(Data records)
####################
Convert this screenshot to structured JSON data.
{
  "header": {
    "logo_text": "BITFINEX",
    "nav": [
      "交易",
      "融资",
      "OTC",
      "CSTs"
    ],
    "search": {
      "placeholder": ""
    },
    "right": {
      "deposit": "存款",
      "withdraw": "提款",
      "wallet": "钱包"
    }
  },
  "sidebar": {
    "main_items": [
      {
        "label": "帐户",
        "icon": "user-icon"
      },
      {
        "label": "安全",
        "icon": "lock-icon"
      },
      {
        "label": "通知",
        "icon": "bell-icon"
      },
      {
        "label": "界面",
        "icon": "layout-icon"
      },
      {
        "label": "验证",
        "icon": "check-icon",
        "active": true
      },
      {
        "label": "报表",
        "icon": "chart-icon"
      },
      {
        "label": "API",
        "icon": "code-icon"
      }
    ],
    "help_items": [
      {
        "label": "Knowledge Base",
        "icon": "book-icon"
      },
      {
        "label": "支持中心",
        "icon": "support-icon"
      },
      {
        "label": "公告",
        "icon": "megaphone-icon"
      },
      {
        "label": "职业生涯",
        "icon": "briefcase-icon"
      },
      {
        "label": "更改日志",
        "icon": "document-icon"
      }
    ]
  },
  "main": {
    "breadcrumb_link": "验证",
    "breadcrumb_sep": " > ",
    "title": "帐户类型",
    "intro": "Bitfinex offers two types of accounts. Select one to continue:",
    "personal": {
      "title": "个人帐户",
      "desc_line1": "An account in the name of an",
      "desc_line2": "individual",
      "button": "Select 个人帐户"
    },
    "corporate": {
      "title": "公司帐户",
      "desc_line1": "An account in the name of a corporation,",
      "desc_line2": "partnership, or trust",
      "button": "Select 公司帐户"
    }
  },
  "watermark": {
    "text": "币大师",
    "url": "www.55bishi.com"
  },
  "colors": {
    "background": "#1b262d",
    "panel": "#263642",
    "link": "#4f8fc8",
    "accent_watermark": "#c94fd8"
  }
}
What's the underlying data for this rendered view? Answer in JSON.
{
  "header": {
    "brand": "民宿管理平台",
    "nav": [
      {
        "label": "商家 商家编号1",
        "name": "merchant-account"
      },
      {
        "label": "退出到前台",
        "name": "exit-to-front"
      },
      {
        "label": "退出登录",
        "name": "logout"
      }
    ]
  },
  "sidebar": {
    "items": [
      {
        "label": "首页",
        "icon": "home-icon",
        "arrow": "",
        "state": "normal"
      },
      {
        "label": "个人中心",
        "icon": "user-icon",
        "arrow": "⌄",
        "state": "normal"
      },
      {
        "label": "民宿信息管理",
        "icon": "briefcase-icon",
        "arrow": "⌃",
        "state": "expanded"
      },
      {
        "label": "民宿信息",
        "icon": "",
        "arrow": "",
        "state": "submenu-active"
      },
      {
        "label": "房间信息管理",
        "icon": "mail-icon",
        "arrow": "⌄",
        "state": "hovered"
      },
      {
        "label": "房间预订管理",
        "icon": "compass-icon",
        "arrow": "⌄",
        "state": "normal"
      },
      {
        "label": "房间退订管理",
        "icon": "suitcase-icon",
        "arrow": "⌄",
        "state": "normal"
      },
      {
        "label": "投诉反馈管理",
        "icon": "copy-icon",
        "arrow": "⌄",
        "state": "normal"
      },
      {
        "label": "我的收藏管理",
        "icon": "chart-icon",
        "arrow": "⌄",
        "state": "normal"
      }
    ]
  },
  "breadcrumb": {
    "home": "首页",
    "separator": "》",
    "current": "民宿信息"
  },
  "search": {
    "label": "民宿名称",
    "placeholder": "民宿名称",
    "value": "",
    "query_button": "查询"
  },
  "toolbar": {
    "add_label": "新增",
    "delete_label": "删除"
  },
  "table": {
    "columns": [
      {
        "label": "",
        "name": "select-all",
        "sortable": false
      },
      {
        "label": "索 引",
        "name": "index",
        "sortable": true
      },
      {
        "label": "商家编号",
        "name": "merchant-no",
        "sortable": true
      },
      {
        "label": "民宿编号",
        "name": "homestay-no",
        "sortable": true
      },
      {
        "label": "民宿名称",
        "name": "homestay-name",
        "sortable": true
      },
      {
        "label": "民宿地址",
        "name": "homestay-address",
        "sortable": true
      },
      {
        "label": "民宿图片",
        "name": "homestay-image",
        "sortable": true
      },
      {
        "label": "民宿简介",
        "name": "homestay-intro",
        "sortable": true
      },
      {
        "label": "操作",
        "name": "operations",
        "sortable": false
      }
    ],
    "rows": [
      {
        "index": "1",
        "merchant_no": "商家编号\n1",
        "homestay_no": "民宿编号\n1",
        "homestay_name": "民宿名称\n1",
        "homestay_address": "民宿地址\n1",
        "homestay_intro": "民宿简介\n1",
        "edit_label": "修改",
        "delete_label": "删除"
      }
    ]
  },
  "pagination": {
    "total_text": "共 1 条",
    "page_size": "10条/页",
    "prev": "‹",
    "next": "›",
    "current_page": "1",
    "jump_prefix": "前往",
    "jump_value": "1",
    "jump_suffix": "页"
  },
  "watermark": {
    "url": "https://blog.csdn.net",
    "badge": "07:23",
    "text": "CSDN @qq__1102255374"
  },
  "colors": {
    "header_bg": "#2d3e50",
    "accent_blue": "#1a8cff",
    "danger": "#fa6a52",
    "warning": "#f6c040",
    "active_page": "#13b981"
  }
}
####################
→ **WORK REQUIRED**:
Every record should be repeated exactly; please leave none out.

→ **THE SOLUTION**:
Convert this screenshot to structured JSON data.
{
  "header": {
    "logo_text": "BITFINEX",
    "nav": [
      "交易",
      "融资",
      "OTC",
      "CSTs"
    ],
    "search": {
      "placeholder": ""
    },
    "right": {
      "deposit": "存款",
      "withdraw": "提款",
      "wallet": "钱包"
    }
  },
  "sidebar": {
    "main_items": [
      {
        "label": "帐户",
        "icon": "user-icon"
      },
      {
        "label": "安全",
        "icon": "lock-icon"
      },
      {
        "label": "通知",
        "icon": "bell-icon"
      },
      {
        "label": "界面",
        "icon": "layout-icon"
      },
      {
        "label": "验证",
        "icon": "check-icon",
        "active": true
      },
      {
        "label": "报表",
        "icon": "chart-icon"
      },
      {
        "label": "API",
        "icon": "code-icon"
      }
    ],
    "help_items": [
      {
        "label": "Knowledge Base",
        "icon": "book-icon"
      },
      {
        "label": "支持中心",
        "icon": "support-icon"
      },
      {
        "label": "公告",
        "icon": "megaphone-icon"
      },
      {
        "label": "职业生涯",
        "icon": "briefcase-icon"
      },
      {
        "label": "更改日志",
        "icon": "document-icon"
      }
    ]
  },
  "main": {
    "breadcrumb_link": "验证",
    "breadcrumb_sep": " > ",
    "title": "帐户类型",
    "intro": "Bitfinex offers two types of accounts. Select one to continue:",
    "personal": {
      "title": "个人帐户",
      "desc_line1": "An account in the name of an",
      "desc_line2": "individual",
      "button": "Select 个人帐户"
    },
    "corporate": {
      "title": "公司帐户",
      "desc_line1": "An account in the name of a corporation,",
      "desc_line2": "partnership, or trust",
      "button": "Select 公司帐户"
    }
  },
  "watermark": {
    "text": "币大师",
    "url": "www.55bishi.com"
  },
  "colors": {
    "background": "#1b262d",
    "panel": "#263642",
    "link": "#4f8fc8",
    "accent_watermark": "#c94fd8"
  }
}
What's the underlying data for this rendered view? Answer in JSON.
{
  "header": {
    "brand": "民宿管理平台",
    "nav": [
      {
        "label": "商家 商家编号1",
        "name": "merchant-account"
      },
      {
        "label": "退出到前台",
        "name": "exit-to-front"
      },
      {
        "label": "退出登录",
        "name": "logout"
      }
    ]
  },
  "sidebar": {
    "items": [
      {
        "label": "首页",
        "icon": "home-icon",
        "arrow": "",
        "state": "normal"
      },
      {
        "label": "个人中心",
        "icon": "user-icon",
        "arrow": "⌄",
        "state": "normal"
      },
      {
        "label": "民宿信息管理",
        "icon": "briefcase-icon",
        "arrow": "⌃",
        "state": "expanded"
      },
      {
        "label": "民宿信息",
        "icon": "",
        "arrow": "",
        "state": "submenu-active"
      },
      {
        "label": "房间信息管理",
        "icon": "mail-icon",
        "arrow": "⌄",
        "state": "hovered"
      },
      {
        "label": "房间预订管理",
        "icon": "compass-icon",
        "arrow": "⌄",
        "state": "normal"
      },
      {
        "label": "房间退订管理",
        "icon": "suitcase-icon",
        "arrow": "⌄",
        "state": "normal"
      },
      {
        "label": "投诉反馈管理",
        "icon": "copy-icon",
        "arrow": "⌄",
        "state": "normal"
      },
      {
        "label": "我的收藏管理",
        "icon": "chart-icon",
        "arrow": "⌄",
        "state": "normal"
      }
    ]
  },
  "breadcrumb": {
    "home": "首页",
    "separator": "》",
    "current": "民宿信息"
  },
  "search": {
    "label": "民宿名称",
    "placeholder": "民宿名称",
    "value": "",
    "query_button": "查询"
  },
  "toolbar": {
    "add_label": "新增",
    "delete_label": "删除"
  },
  "table": {
    "columns": [
      {
        "label": "",
        "name": "select-all",
        "sortable": false
      },
      {
        "label": "索 引",
        "name": "index",
        "sortable": true
      },
      {
        "label": "商家编号",
        "name": "merchant-no",
        "sortable": true
      },
      {
        "label": "民宿编号",
        "name": "homestay-no",
        "sortable": true
      },
      {
        "label": "民宿名称",
        "name": "homestay-name",
        "sortable": true
      },
      {
        "label": "民宿地址",
        "name": "homestay-address",
        "sortable": true
      },
      {
        "label": "民宿图片",
        "name": "homestay-image",
        "sortable": true
      },
      {
        "label": "民宿简介",
        "name": "homestay-intro",
        "sortable": true
      },
      {
        "label": "操作",
        "name": "operations",
        "sortable": false
      }
    ],
    "rows": [
      {
        "index": "1",
        "merchant_no": "商家编号\n1",
        "homestay_no": "民宿编号\n1",
        "homestay_name": "民宿名称\n1",
        "homestay_address": "民宿地址\n1",
        "homestay_intro": "民宿简介\n1",
        "edit_label": "修改",
        "delete_label": "删除"
      }
    ]
  },
  "pagination": {
    "total_text": "共 1 条",
    "page_size": "10条/页",
    "prev": "‹",
    "next": "›",
    "current_page": "1",
    "jump_prefix": "前往",
    "jump_value": "1",
    "jump_suffix": "页"
  },
  "watermark": {
    "url": "https://blog.csdn.net",
    "badge": "07:23",
    "text": "CSDN @qq__1102255374"
  },
  "colors": {
    "header_bg": "#2d3e50",
    "accent_blue": "#1a8cff",
    "danger": "#fa6a52",
    "warning": "#f6c040",
    "active_page": "#13b981"
  }
}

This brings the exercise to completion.